* _Exercise_:
Please identify each line in the data below that contains the word "menu", and copy those lines.
--------
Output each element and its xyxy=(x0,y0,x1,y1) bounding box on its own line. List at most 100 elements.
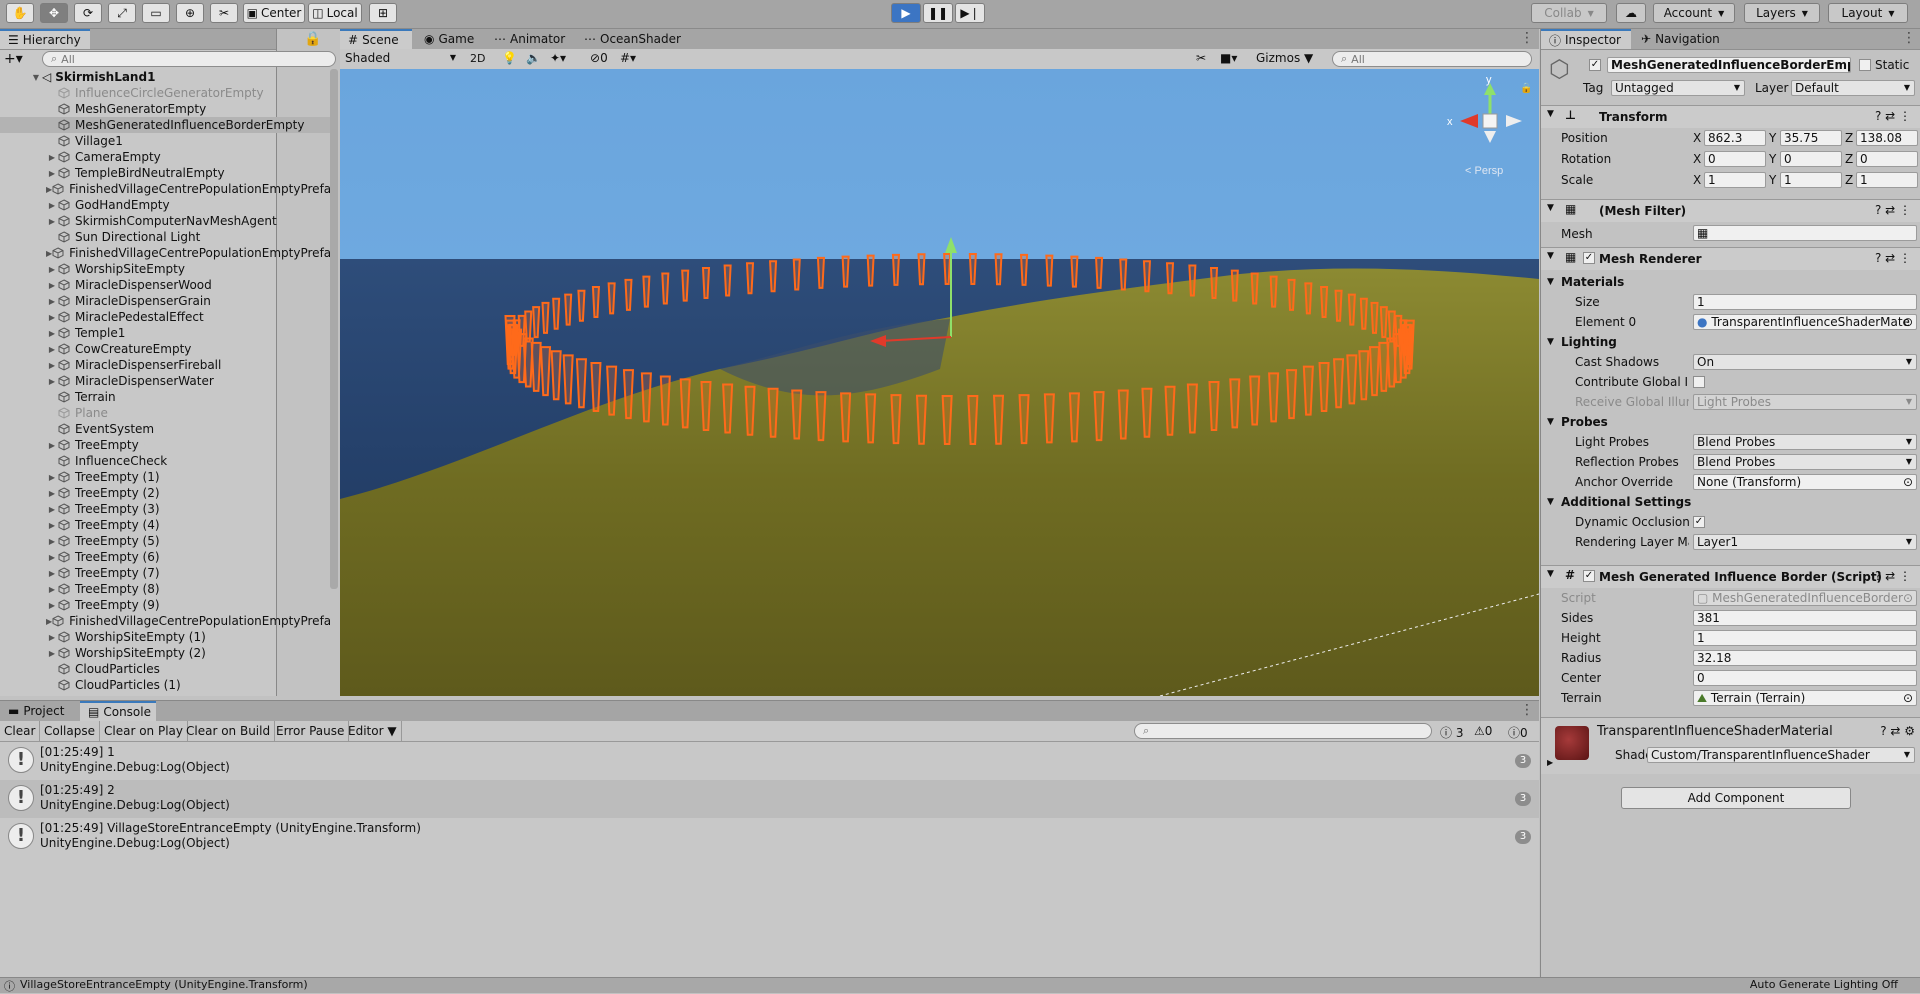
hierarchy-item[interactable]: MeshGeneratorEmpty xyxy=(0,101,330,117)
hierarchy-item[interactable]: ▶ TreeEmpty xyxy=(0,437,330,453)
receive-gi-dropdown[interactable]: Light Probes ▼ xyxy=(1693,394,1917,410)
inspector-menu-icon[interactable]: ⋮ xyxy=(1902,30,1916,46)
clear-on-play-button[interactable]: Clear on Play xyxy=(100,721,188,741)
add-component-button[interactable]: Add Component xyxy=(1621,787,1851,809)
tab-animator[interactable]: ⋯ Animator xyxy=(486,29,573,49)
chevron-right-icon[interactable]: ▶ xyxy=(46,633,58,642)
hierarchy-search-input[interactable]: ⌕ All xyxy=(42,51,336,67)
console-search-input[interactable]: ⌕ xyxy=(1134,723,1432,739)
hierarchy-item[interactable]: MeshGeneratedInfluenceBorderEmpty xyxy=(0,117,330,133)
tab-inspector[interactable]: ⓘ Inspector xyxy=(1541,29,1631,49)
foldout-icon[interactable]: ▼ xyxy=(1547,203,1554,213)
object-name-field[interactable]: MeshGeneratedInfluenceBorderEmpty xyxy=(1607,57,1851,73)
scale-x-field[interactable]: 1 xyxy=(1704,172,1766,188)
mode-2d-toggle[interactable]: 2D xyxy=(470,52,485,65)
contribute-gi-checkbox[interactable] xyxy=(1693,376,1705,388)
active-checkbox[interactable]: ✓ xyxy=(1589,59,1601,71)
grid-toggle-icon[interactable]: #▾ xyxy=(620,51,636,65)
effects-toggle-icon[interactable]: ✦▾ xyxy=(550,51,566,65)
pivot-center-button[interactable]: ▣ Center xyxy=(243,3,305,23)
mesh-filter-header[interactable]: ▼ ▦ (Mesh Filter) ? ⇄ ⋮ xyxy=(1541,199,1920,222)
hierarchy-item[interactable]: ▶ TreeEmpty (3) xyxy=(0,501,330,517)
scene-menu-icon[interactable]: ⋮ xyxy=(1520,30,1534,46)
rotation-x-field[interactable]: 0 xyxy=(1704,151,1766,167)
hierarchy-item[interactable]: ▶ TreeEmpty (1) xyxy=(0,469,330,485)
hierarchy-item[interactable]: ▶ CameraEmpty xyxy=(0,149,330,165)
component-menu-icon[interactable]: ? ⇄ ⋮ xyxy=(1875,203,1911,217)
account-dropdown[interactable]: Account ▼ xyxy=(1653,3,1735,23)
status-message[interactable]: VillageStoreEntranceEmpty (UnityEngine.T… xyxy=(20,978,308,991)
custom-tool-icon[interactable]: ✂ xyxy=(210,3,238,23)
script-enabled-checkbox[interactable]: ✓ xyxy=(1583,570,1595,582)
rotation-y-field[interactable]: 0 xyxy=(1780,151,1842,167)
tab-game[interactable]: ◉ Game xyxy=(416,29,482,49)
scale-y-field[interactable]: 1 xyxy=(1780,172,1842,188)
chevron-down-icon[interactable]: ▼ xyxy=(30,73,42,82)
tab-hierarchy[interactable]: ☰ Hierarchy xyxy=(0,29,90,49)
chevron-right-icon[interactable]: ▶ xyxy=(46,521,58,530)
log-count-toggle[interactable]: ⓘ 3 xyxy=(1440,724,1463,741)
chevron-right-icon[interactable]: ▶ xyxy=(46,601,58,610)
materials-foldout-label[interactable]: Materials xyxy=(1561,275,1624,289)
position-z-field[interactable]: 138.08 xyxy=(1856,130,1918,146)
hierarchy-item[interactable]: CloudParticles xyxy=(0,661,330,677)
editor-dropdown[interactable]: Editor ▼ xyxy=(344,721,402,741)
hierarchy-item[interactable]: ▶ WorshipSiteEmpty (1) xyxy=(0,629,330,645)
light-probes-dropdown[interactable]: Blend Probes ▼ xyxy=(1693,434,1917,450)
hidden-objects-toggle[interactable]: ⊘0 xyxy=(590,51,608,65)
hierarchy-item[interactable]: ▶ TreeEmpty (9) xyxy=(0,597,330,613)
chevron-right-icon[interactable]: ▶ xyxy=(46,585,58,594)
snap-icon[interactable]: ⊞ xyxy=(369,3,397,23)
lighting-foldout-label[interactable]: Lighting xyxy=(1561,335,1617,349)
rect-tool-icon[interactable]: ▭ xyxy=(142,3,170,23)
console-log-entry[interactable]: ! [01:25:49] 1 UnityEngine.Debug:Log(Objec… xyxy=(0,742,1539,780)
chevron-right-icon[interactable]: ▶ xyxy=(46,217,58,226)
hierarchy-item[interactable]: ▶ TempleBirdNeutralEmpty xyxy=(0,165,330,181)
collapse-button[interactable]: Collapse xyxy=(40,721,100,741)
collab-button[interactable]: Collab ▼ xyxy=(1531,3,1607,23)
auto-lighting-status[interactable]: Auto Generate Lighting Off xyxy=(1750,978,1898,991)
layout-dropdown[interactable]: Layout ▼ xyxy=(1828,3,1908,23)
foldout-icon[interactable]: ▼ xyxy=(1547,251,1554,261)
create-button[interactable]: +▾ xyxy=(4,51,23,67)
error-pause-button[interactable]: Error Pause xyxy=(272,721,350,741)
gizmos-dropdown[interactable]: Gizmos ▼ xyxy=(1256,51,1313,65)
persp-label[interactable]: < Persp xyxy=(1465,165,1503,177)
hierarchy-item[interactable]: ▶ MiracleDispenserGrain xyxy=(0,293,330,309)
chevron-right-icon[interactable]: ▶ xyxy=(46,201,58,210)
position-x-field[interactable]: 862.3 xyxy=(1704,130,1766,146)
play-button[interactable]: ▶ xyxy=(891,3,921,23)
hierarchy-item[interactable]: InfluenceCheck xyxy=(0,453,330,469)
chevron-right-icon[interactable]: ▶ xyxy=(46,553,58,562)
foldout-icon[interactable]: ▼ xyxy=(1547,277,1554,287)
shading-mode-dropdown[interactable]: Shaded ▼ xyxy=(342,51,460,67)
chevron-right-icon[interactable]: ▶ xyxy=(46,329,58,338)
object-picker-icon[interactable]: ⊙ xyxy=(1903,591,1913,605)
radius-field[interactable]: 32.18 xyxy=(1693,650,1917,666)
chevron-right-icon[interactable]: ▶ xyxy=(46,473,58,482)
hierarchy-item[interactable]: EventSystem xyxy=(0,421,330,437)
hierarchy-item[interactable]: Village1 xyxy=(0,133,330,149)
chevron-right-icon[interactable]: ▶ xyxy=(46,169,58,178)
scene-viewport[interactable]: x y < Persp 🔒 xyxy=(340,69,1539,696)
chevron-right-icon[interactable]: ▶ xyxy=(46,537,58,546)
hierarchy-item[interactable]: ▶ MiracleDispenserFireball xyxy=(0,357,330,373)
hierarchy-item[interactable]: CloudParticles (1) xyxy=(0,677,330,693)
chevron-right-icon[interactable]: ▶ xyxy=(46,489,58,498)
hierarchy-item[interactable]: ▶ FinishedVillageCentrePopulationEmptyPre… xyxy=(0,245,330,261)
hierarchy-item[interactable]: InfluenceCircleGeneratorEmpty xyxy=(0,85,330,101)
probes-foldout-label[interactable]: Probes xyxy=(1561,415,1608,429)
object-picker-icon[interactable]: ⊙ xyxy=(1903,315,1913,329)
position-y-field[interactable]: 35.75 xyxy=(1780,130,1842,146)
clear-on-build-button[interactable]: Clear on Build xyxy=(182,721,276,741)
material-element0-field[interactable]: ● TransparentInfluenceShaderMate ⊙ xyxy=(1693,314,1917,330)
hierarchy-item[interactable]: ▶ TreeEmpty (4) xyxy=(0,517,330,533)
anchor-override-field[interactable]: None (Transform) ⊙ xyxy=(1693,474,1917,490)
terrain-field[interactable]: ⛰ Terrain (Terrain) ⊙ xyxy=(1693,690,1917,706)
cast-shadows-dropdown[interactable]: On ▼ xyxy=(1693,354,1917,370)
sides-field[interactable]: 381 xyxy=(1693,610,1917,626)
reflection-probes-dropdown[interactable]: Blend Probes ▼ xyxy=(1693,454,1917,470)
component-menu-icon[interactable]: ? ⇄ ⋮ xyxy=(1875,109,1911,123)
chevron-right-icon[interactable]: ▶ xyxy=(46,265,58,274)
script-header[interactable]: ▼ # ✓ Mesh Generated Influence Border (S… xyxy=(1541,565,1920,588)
--------
* _Solved exercise_:
inspector-menu-icon[interactable]: ⋮ xyxy=(1902,30,1916,46)
scene-menu-icon[interactable]: ⋮ xyxy=(1520,30,1534,46)
component-menu-icon[interactable]: ? ⇄ ⋮ xyxy=(1875,203,1911,217)
component-menu-icon[interactable]: ? ⇄ ⋮ xyxy=(1875,109,1911,123)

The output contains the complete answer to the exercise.